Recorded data
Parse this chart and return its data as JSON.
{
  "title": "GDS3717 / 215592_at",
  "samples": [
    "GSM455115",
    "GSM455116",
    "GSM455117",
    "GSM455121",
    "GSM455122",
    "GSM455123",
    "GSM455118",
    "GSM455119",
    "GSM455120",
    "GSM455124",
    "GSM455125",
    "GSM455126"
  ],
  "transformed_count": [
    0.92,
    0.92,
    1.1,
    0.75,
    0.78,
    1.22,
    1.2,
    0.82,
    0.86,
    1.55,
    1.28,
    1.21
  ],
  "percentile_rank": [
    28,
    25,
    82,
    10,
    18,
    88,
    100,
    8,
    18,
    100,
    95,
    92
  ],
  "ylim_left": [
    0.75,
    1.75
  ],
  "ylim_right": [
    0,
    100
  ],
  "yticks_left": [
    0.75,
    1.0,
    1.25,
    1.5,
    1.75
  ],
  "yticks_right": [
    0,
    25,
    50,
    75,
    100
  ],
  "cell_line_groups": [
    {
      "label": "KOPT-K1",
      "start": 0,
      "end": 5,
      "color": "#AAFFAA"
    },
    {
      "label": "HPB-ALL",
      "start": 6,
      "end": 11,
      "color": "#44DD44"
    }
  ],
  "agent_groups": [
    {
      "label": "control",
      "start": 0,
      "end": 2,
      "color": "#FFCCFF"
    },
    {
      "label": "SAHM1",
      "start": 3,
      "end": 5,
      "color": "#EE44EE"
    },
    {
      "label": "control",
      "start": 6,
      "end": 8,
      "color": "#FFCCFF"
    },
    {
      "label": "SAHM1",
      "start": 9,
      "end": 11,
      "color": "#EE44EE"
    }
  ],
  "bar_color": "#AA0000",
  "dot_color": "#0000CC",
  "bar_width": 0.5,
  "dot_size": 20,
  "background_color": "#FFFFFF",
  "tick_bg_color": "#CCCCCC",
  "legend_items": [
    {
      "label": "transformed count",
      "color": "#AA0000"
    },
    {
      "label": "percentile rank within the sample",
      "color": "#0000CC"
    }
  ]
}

The problem
Within the data above, count the lines that contain the string "label"; the reply is the number alone.

Response
8